▸ **Set problem**
Pictures aside, write out every record exactly as it appears.

--- BEGIN Supplied data ---

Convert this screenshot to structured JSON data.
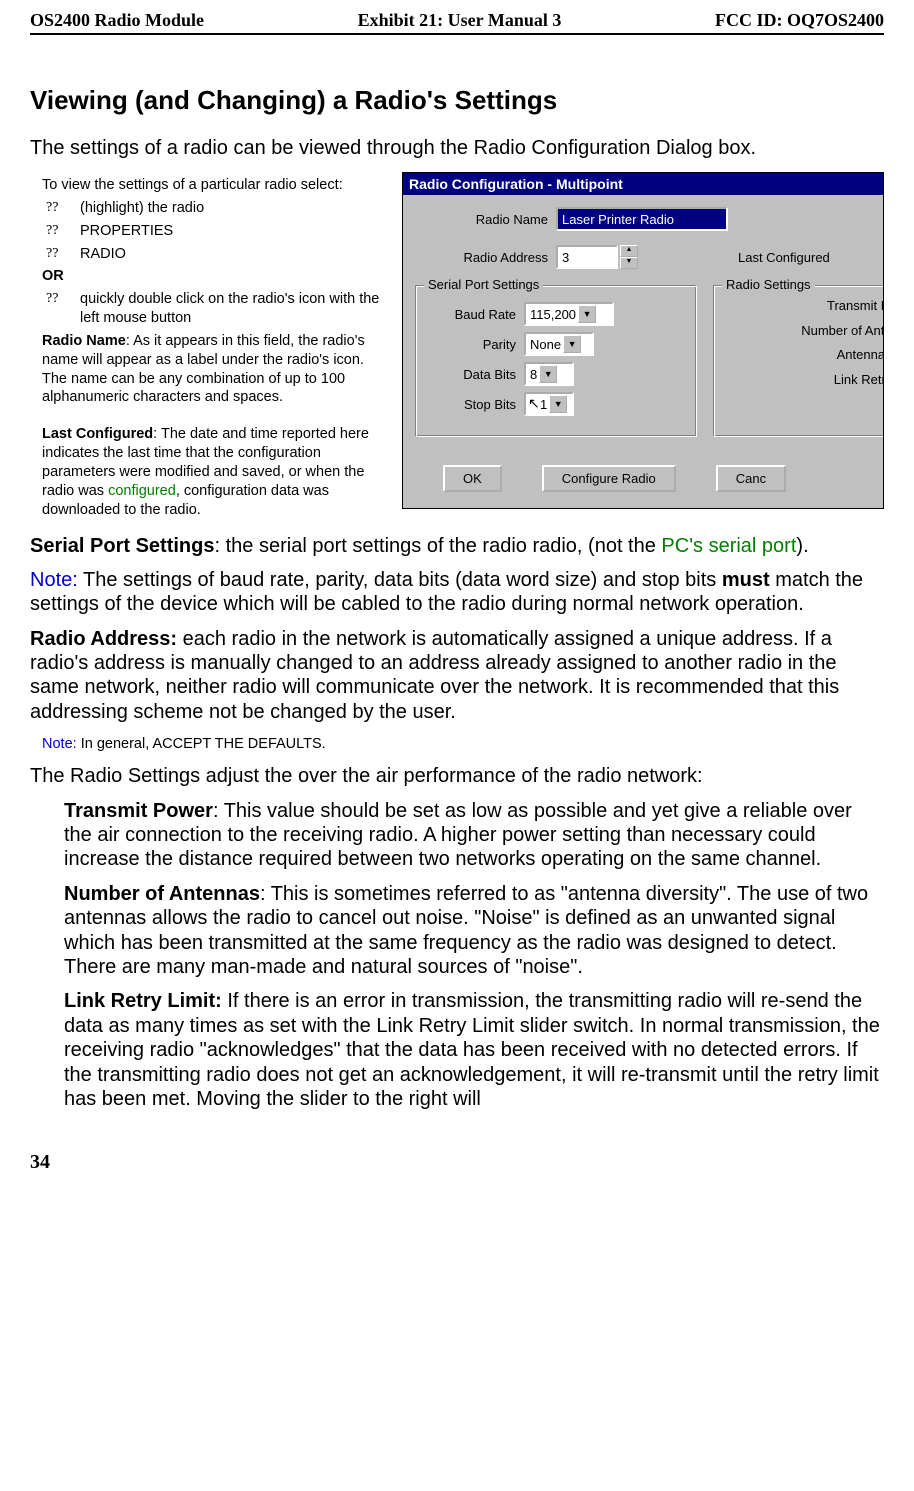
{
  "header": {
    "left": "OS2400 Radio Module",
    "center": "Exhibit 21: User Manual 3",
    "right": "FCC ID: OQ7OS2400"
  },
  "title": "Viewing (and Changing) a Radio's Settings",
  "intro": "The settings of a radio can be viewed through the Radio Configuration Dialog box.",
  "left_panel": {
    "lead": "To view the settings of a particular radio select:",
    "bullets": [
      " (highlight) the radio",
      "PROPERTIES",
      "RADIO"
    ],
    "or_label": "OR",
    "or_bullet": "quickly double click on the radio's icon with the left mouse button",
    "radio_name_label": "Radio Name",
    "radio_name_text": ":   As it appears in this field, the radio's name will appear as a label under the radio's icon.  The name can be any combination of up to 100 alphanumeric characters and spaces.",
    "last_conf_label": "Last Configured",
    "last_conf_pre": ":   The date and time reported here  indicates the last time that the configuration parameters were modified and saved, or when the radio was ",
    "last_conf_green": "configured",
    "last_conf_post": ", configuration data was downloaded to the radio."
  },
  "dialog": {
    "title": "Radio Configuration - Multipoint",
    "radio_name_lbl": "Radio Name",
    "radio_name_val": "Laser Printer Radio",
    "radio_addr_lbl": "Radio Address",
    "radio_addr_val": "3",
    "last_conf_lbl": "Last Configured",
    "grp_serial": "Serial Port Settings",
    "grp_radio": "Radio Settings",
    "baud_lbl": "Baud Rate",
    "baud_val": "115,200",
    "parity_lbl": "Parity",
    "parity_val": "None",
    "databits_lbl": "Data Bits",
    "databits_val": "8",
    "stopbits_lbl": "Stop Bits",
    "stopbits_val": "1",
    "rs_transmit": "Transmit Pow",
    "rs_numant": "Number of Antenn",
    "rs_antgain": "Antenna Ga",
    "rs_linkretry": "Link Retry Li",
    "btn_ok": "OK",
    "btn_config": "Configure Radio",
    "btn_cancel": "Canc"
  },
  "serial_port": {
    "label": "Serial Port Settings",
    "text_pre": ":  the serial port settings of the radio radio, (not the ",
    "green": "PC's serial port",
    "text_post": ")."
  },
  "note1": {
    "label": "Note:",
    "text": "  The settings of baud rate, parity, data bits (data word size) and stop bits ",
    "bold": "must",
    "text2": " match the settings of the device which will be cabled to the radio during normal network operation."
  },
  "radio_addr": {
    "label": "Radio Address:",
    "text": "  each radio in the network is automatically assigned a unique address.  If a radio's address is manually changed to an address already assigned to another radio in the same network, neither radio will communicate over the network.  It is recommended that this addressing scheme not be changed by the user."
  },
  "note2": {
    "label": "Note:",
    "text": "  In general, ACCEPT THE DEFAULTS."
  },
  "radio_settings_intro": "The Radio Settings adjust the over the air performance of the radio network:",
  "transmit_power": {
    "label": "Transmit Power",
    "text": ": This value should be set as low as possible and yet give a reliable over the air connection to the receiving radio.  A higher power setting than necessary could increase the distance required between two networks operating on the same channel."
  },
  "num_ant": {
    "label": "Number of Antennas",
    "text": ":  This is sometimes referred to as \"antenna diversity\".  The use of two antennas allows the radio  to cancel out noise.  \"Noise\" is defined as an unwanted signal which has been transmitted at the same frequency as the radio was designed to detect.  There are many man-made and natural sources of \"noise\"."
  },
  "link_retry": {
    "label": "Link Retry Limit:",
    "text": "  If there is an error in transmission, the transmitting radio will re-send the data as many times as set with the Link Retry Limit slider switch.  In normal transmission, the receiving radio \"acknowledges\" that the data has been received with no detected errors.  If the transmitting radio does not get an acknowledgement, it will re-transmit until the retry limit has been met.  Moving the slider to the right will"
  },
  "page_number": "34",
  "bullet_glyph": "??"
}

--- END Supplied data ---

▸ **Answer to this task**
Convert this screenshot to structured JSON data.
{
  "header": {
    "left": "OS2400 Radio Module",
    "center": "Exhibit 21: User Manual 3",
    "right": "FCC ID: OQ7OS2400"
  },
  "title": "Viewing (and Changing) a Radio's Settings",
  "intro": "The settings of a radio can be viewed through the Radio Configuration Dialog box.",
  "left_panel": {
    "lead": "To view the settings of a particular radio select:",
    "bullets": [
      " (highlight) the radio",
      "PROPERTIES",
      "RADIO"
    ],
    "or_label": "OR",
    "or_bullet": "quickly double click on the radio's icon with the left mouse button",
    "radio_name_label": "Radio Name",
    "radio_name_text": ":   As it appears in this field, the radio's name will appear as a label under the radio's icon.  The name can be any combination of up to 100 alphanumeric characters and spaces.",
    "last_conf_label": "Last Configured",
    "last_conf_pre": ":   The date and time reported here  indicates the last time that the configuration parameters were modified and saved, or when the radio was ",
    "last_conf_green": "configured",
    "last_conf_post": ", configuration data was downloaded to the radio."
  },
  "dialog": {
    "title": "Radio Configuration - Multipoint",
    "radio_name_lbl": "Radio Name",
    "radio_name_val": "Laser Printer Radio",
    "radio_addr_lbl": "Radio Address",
    "radio_addr_val": "3",
    "last_conf_lbl": "Last Configured",
    "grp_serial": "Serial Port Settings",
    "grp_radio": "Radio Settings",
    "baud_lbl": "Baud Rate",
    "baud_val": "115,200",
    "parity_lbl": "Parity",
    "parity_val": "None",
    "databits_lbl": "Data Bits",
    "databits_val": "8",
    "stopbits_lbl": "Stop Bits",
    "stopbits_val": "1",
    "rs_transmit": "Transmit Pow",
    "rs_numant": "Number of Antenn",
    "rs_antgain": "Antenna Ga",
    "rs_linkretry": "Link Retry Li",
    "btn_ok": "OK",
    "btn_config": "Configure Radio",
    "btn_cancel": "Canc"
  },
  "serial_port": {
    "label": "Serial Port Settings",
    "text_pre": ":  the serial port settings of the radio radio, (not the ",
    "green": "PC's serial port",
    "text_post": ")."
  },
  "note1": {
    "label": "Note:",
    "text": "  The settings of baud rate, parity, data bits (data word size) and stop bits ",
    "bold": "must",
    "text2": " match the settings of the device which will be cabled to the radio during normal network operation."
  },
  "radio_addr": {
    "label": "Radio Address:",
    "text": "  each radio in the network is automatically assigned a unique address.  If a radio's address is manually changed to an address already assigned to another radio in the same network, neither radio will communicate over the network.  It is recommended that this addressing scheme not be changed by the user."
  },
  "note2": {
    "label": "Note:",
    "text": "  In general, ACCEPT THE DEFAULTS."
  },
  "radio_settings_intro": "The Radio Settings adjust the over the air performance of the radio network:",
  "transmit_power": {
    "label": "Transmit Power",
    "text": ": This value should be set as low as possible and yet give a reliable over the air connection to the receiving radio.  A higher power setting than necessary could increase the distance required between two networks operating on the same channel."
  },
  "num_ant": {
    "label": "Number of Antennas",
    "text": ":  This is sometimes referred to as \"antenna diversity\".  The use of two antennas allows the radio  to cancel out noise.  \"Noise\" is defined as an unwanted signal which has been transmitted at the same frequency as the radio was designed to detect.  There are many man-made and natural sources of \"noise\"."
  },
  "link_retry": {
    "label": "Link Retry Limit:",
    "text": "  If there is an error in transmission, the transmitting radio will re-send the data as many times as set with the Link Retry Limit slider switch.  In normal transmission, the receiving radio \"acknowledges\" that the data has been received with no detected errors.  If the transmitting radio does not get an acknowledgement, it will re-transmit until the retry limit has been met.  Moving the slider to the right will"
  },
  "page_number": "34",
  "bullet_glyph": "??"
}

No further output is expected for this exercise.